- Extracted records -
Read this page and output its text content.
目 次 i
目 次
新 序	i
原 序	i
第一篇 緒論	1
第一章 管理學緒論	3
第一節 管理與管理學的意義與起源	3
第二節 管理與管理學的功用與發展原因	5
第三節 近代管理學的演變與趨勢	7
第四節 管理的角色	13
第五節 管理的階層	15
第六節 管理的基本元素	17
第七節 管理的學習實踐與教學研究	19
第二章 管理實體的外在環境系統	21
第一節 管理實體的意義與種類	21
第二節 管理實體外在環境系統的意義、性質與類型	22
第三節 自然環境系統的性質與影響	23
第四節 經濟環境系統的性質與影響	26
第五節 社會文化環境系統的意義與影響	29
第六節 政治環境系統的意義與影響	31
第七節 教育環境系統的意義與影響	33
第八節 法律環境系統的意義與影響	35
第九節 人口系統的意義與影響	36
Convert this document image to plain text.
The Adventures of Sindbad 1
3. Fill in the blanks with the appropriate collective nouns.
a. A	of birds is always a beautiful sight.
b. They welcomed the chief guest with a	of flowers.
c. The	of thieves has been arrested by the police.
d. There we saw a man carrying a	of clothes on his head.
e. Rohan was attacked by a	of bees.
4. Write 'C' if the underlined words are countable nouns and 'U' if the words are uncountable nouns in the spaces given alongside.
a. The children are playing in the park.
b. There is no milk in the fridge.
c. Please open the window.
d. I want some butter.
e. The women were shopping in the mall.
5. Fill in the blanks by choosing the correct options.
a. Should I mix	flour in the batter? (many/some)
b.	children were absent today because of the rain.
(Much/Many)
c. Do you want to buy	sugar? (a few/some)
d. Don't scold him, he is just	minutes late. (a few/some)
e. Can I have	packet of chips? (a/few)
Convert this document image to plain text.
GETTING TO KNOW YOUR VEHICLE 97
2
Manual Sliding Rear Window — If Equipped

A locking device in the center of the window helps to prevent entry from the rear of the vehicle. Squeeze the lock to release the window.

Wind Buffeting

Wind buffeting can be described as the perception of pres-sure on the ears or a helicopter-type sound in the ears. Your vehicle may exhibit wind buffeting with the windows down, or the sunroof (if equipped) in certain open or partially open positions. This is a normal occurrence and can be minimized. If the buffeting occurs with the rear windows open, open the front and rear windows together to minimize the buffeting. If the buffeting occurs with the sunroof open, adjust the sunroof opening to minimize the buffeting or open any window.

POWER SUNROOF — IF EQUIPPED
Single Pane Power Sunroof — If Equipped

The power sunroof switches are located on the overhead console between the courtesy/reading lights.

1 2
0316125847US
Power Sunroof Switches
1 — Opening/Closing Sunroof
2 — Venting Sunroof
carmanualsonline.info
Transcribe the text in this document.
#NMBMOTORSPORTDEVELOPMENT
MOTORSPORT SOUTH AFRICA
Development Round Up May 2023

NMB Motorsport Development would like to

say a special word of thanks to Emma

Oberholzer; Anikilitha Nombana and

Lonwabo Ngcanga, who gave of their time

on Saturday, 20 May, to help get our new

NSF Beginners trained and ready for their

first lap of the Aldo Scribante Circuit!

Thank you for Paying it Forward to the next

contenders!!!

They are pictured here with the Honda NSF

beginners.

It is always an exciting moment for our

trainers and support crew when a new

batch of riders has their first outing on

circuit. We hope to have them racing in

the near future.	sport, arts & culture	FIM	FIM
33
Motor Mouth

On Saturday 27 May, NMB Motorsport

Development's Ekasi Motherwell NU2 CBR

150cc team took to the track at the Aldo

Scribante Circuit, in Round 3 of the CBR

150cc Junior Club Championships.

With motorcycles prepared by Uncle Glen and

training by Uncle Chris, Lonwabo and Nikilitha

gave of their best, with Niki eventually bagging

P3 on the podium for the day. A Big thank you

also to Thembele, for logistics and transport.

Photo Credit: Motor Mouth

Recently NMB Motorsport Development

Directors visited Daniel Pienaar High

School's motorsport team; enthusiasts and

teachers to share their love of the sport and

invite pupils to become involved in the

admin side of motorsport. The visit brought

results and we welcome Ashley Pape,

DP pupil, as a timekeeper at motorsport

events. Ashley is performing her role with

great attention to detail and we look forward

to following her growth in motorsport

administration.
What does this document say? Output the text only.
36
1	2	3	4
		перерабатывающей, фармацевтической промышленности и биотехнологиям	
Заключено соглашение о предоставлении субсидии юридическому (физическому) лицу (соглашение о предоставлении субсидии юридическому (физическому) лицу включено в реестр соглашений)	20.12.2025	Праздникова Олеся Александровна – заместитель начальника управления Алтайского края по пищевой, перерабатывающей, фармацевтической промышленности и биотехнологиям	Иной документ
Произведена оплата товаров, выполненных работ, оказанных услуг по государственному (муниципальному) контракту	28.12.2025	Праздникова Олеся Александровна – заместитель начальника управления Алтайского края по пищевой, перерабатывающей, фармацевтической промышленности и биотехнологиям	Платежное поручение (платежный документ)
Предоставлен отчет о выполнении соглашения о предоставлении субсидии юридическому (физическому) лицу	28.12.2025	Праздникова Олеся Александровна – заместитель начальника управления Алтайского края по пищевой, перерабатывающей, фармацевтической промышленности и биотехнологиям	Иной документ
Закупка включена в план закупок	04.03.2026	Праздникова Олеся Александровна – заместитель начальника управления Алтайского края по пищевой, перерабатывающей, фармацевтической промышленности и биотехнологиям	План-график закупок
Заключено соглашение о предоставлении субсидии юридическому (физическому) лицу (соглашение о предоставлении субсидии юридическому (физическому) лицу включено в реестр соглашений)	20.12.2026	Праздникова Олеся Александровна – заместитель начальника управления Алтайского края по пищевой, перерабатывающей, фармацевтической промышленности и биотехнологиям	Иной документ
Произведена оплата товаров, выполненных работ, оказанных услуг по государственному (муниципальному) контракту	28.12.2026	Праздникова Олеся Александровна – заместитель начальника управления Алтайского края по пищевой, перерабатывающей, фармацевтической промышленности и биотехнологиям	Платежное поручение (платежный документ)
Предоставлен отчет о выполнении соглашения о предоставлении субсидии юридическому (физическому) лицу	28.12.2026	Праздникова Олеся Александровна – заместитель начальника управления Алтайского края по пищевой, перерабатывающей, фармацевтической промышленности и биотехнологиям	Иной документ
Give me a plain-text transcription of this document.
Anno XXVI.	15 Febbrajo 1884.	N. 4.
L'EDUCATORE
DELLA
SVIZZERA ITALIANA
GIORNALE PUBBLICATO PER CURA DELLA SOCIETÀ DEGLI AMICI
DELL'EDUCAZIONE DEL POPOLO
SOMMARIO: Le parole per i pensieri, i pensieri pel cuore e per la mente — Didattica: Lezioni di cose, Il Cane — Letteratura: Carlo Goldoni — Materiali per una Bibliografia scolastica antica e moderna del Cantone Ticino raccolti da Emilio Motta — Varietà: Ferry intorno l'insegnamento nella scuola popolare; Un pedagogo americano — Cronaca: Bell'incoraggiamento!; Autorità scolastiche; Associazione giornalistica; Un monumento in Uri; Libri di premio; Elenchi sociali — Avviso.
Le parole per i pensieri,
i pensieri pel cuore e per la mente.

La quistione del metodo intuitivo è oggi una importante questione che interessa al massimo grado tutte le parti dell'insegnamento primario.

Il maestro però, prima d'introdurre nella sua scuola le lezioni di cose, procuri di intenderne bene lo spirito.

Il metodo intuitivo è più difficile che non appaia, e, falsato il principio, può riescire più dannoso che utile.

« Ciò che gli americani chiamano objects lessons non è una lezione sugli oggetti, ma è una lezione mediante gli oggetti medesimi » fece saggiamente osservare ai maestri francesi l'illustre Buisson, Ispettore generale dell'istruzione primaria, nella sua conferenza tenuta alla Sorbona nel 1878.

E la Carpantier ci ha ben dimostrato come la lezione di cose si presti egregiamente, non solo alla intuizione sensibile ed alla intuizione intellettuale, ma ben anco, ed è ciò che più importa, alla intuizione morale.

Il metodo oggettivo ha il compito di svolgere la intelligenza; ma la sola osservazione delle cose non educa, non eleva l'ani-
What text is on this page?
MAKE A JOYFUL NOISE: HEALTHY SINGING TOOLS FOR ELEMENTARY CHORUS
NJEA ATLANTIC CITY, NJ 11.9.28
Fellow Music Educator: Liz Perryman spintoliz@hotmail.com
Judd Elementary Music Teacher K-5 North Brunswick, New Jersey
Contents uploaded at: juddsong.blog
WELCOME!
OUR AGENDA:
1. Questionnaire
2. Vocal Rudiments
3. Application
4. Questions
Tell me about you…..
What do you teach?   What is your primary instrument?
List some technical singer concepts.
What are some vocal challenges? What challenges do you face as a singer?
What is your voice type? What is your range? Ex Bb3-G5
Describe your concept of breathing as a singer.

- WHAT IS ASKED -
Pick out each line that holds the string "оказанных".

- FINISHED EXERCISE -
Произведена оплата товаров, выполненных работ, оказанных услуг по государственному (муниципальному) контракту	28.12.2025	Праздникова Олеся Александровна – заместитель начальника управления Алтайского края по пищевой, перерабатывающей, фармацевтической промышленности и биотехнологиям	Платежное поручение (платежный документ)
Произведена оплата товаров, выполненных работ, оказанных услуг по государственному (муниципальному) контракту	28.12.2026	Праздникова Олеся Александровна – заместитель начальника управления Алтайского края по пищевой, перерабатывающей, фармацевтической промышленности и биотехнологиям	Платежное поручение (платежный документ)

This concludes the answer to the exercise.